SHORT TASK:
Every line below that includes "subtitle" counts toward the total. Report that total alone.

--- ITEMS ---

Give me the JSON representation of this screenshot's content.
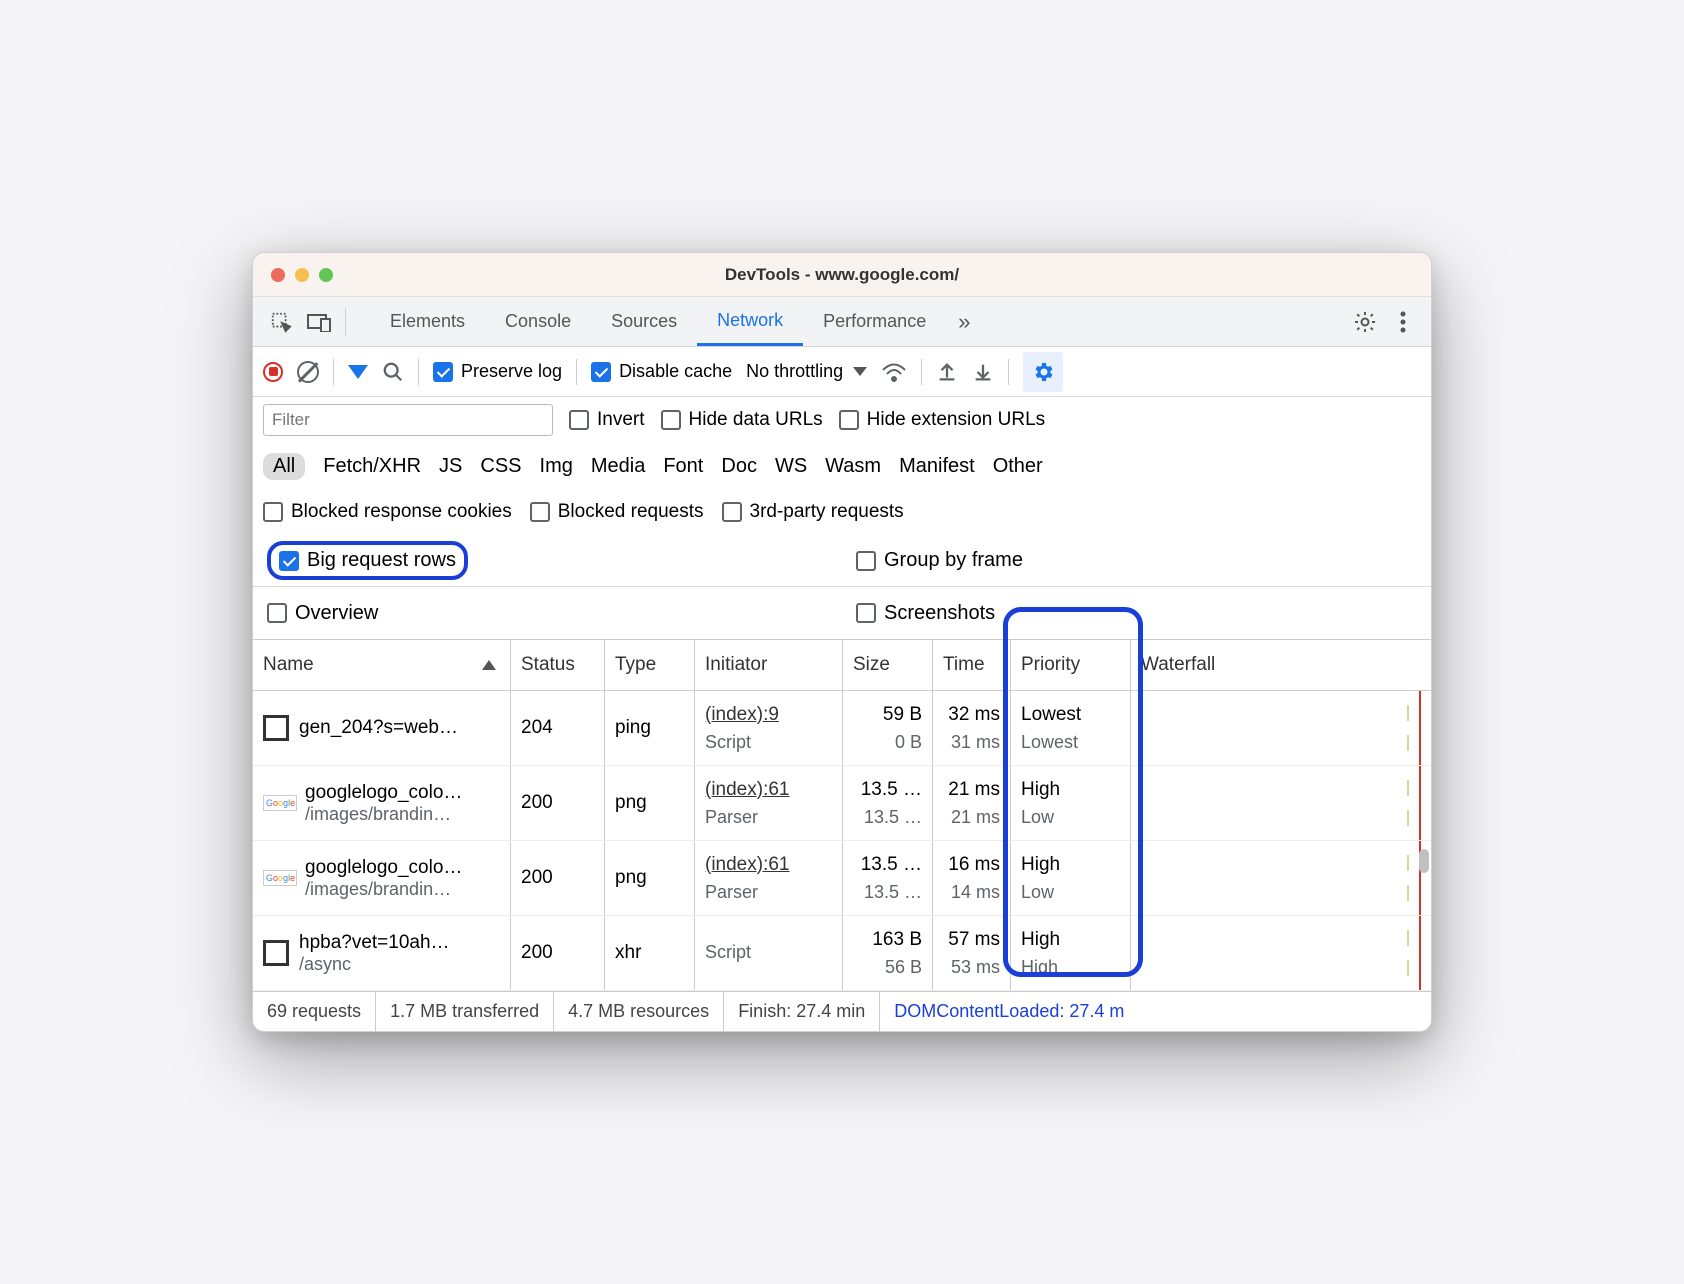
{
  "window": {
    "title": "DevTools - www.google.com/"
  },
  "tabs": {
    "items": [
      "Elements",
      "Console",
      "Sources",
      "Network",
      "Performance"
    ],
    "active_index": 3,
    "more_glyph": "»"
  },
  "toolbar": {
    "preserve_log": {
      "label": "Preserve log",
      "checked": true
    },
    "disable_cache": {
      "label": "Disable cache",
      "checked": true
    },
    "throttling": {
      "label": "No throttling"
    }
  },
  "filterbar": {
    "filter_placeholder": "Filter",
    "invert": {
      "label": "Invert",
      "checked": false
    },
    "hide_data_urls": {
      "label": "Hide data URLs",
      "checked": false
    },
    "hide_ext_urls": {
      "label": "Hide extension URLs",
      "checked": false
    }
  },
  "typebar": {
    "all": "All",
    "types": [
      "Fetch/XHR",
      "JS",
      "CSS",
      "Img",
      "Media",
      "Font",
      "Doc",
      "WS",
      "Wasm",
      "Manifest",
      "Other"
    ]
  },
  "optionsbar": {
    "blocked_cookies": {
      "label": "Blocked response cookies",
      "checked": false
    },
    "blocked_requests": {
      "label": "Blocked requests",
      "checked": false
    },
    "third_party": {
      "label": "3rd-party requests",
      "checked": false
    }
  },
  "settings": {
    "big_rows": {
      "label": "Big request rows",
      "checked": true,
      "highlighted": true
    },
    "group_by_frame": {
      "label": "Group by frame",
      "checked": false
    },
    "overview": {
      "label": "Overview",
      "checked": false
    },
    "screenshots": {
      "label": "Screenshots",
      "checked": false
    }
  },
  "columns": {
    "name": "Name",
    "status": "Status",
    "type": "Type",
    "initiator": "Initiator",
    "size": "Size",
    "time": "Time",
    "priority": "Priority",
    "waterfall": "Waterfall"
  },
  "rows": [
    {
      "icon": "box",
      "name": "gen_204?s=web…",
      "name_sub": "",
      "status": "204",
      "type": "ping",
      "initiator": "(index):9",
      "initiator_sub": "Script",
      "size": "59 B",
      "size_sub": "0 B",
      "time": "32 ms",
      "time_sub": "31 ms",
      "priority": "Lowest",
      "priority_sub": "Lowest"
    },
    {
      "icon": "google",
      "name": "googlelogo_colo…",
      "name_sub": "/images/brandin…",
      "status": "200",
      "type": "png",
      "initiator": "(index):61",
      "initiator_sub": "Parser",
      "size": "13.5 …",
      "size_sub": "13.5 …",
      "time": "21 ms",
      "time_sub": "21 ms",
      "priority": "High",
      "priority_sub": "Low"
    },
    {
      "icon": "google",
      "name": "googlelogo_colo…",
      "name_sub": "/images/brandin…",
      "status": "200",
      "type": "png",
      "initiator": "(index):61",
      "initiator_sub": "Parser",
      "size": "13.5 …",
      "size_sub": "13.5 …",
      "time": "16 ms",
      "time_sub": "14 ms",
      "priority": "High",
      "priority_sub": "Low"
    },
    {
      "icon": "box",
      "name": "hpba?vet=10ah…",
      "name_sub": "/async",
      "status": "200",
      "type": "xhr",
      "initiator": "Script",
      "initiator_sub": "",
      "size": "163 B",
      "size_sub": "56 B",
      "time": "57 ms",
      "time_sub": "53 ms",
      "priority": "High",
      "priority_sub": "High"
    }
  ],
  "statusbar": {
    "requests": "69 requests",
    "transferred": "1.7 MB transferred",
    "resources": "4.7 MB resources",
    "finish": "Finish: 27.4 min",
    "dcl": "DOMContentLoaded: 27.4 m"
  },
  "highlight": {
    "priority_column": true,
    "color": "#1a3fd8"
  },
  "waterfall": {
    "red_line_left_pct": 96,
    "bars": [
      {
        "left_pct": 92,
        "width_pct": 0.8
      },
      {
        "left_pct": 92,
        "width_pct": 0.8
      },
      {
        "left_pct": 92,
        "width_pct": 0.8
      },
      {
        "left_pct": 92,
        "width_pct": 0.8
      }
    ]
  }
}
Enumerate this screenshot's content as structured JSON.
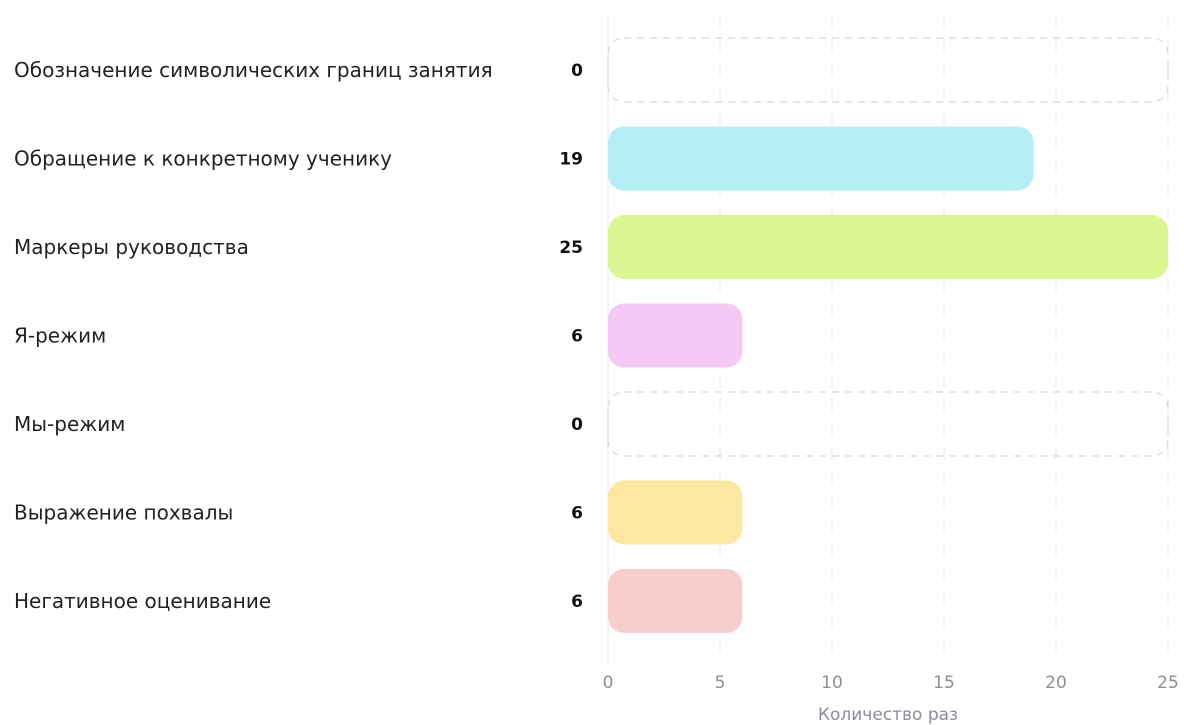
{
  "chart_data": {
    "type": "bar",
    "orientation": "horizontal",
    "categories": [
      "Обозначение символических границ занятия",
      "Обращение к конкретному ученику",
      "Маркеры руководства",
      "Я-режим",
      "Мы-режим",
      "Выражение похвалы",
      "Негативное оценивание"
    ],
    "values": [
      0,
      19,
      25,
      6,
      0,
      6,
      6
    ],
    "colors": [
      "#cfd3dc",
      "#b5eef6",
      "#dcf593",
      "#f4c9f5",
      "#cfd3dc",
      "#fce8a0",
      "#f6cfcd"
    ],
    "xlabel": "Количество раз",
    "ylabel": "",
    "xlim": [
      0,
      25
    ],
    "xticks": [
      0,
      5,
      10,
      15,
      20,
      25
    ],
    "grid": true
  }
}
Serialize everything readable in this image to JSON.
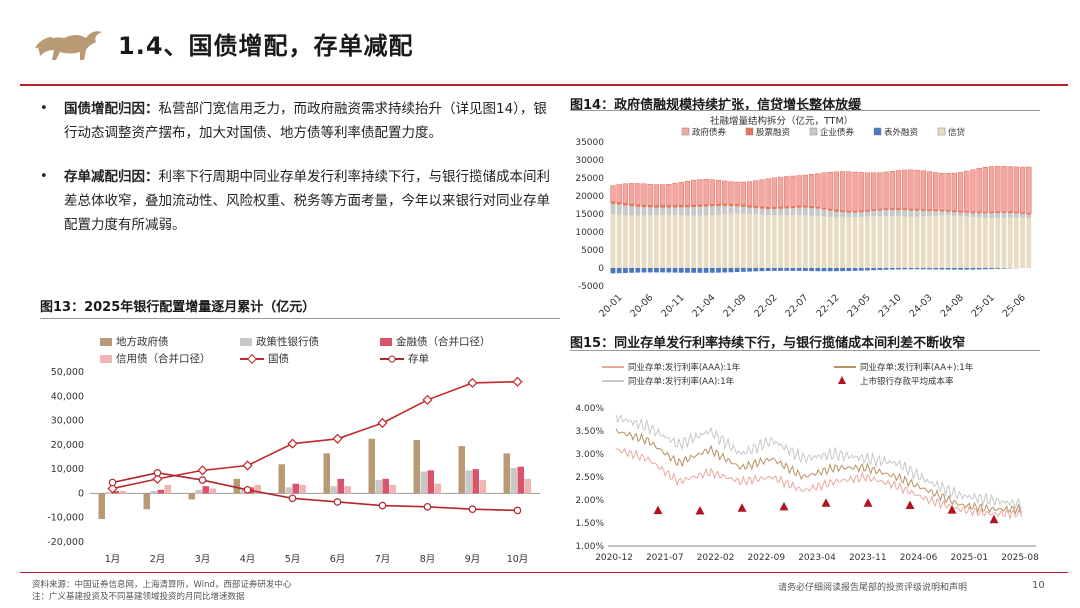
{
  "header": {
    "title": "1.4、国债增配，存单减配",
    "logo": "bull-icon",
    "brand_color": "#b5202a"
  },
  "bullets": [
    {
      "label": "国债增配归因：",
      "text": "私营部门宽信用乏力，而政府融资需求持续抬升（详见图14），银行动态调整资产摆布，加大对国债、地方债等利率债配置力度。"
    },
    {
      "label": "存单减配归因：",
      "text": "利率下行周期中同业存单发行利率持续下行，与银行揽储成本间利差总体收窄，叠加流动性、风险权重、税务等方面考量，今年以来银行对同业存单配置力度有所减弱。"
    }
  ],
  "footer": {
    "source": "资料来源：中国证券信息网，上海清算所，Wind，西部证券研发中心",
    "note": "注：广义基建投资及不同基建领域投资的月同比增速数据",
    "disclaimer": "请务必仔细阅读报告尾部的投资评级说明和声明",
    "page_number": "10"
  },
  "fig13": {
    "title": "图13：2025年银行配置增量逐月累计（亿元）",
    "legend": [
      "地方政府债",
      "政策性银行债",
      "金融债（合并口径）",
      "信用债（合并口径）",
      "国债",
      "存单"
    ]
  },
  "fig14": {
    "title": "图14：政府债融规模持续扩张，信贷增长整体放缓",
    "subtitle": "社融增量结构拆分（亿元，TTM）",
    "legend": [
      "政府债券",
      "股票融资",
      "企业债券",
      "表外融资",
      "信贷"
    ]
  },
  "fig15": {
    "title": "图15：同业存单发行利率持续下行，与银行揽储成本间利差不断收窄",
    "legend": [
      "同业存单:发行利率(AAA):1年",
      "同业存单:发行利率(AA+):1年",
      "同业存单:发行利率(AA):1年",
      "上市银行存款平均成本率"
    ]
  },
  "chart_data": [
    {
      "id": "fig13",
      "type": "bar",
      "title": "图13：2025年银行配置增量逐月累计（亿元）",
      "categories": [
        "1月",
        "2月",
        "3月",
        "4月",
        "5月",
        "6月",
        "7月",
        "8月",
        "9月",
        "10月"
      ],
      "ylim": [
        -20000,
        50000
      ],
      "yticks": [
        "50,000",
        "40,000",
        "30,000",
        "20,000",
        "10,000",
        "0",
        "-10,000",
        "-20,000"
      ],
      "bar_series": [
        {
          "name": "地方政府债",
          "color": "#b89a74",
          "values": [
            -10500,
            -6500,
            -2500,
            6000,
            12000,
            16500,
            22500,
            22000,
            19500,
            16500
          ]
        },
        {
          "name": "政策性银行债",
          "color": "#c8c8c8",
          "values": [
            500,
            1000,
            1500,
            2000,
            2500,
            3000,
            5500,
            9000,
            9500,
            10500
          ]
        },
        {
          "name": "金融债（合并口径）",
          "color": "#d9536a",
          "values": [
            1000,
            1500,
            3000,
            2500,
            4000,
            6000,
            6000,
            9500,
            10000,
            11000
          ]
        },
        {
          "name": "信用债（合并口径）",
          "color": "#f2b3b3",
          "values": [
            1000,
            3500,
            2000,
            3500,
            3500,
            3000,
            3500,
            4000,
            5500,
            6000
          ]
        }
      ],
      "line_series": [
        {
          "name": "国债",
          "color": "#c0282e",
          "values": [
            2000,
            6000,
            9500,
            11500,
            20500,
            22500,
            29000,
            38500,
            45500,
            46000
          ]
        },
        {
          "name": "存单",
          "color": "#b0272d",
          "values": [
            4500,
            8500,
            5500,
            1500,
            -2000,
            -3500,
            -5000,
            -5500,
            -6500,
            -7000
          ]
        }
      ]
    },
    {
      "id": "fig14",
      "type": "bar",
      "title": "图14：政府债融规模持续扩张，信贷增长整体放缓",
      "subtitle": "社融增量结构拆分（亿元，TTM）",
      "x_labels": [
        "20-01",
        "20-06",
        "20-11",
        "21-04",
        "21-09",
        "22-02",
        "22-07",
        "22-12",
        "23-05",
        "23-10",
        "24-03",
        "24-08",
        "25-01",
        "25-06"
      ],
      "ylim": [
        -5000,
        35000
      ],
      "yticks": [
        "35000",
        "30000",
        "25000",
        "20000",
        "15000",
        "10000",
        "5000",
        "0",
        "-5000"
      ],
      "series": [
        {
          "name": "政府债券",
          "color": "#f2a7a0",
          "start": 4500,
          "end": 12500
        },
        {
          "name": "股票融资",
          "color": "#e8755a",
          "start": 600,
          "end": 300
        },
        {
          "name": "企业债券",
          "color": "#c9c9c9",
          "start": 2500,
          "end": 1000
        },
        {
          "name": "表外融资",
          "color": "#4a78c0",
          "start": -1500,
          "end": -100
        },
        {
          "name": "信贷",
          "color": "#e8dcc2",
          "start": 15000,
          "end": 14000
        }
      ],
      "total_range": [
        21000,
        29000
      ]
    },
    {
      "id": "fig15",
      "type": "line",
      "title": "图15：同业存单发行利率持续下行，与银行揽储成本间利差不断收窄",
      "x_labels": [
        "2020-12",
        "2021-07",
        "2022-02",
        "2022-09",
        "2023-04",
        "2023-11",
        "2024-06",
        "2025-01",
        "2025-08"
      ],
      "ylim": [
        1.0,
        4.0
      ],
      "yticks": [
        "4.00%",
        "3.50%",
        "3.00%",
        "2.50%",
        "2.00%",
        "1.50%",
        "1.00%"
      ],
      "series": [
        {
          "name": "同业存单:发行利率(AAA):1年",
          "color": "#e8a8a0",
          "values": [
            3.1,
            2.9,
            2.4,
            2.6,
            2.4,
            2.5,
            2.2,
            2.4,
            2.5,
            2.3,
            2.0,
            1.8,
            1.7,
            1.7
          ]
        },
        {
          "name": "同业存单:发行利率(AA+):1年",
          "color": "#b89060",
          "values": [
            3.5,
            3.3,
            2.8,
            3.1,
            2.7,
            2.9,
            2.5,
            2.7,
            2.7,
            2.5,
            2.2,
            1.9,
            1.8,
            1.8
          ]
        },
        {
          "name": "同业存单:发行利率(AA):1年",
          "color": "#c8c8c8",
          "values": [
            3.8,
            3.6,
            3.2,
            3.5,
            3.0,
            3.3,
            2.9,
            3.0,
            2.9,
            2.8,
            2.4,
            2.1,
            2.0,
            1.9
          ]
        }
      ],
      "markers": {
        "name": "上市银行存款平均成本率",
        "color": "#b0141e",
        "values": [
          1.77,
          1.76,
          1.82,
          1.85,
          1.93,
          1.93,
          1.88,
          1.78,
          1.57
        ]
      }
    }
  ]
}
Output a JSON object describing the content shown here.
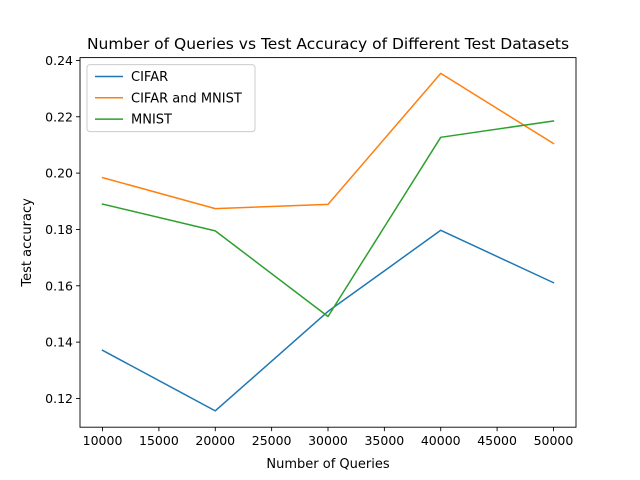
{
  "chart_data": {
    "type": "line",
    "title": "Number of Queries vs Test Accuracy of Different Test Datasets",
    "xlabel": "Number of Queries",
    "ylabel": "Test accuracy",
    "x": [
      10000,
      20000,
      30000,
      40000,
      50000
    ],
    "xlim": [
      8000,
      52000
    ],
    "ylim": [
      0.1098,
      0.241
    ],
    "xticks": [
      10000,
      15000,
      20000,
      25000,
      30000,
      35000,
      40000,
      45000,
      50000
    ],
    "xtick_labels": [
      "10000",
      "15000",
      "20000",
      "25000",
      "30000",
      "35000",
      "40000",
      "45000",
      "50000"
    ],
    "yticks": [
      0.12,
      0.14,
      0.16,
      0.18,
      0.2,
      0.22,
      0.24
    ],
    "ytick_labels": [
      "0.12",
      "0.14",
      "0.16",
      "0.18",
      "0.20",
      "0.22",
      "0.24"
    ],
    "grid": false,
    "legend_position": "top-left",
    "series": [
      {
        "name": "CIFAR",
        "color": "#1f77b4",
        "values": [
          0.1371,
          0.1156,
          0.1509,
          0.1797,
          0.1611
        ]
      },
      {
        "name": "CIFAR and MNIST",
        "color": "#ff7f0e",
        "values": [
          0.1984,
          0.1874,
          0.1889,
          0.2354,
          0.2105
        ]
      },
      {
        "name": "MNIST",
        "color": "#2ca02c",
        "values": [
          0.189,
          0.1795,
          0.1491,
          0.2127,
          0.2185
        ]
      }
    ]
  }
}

---

THE ANSWER:
2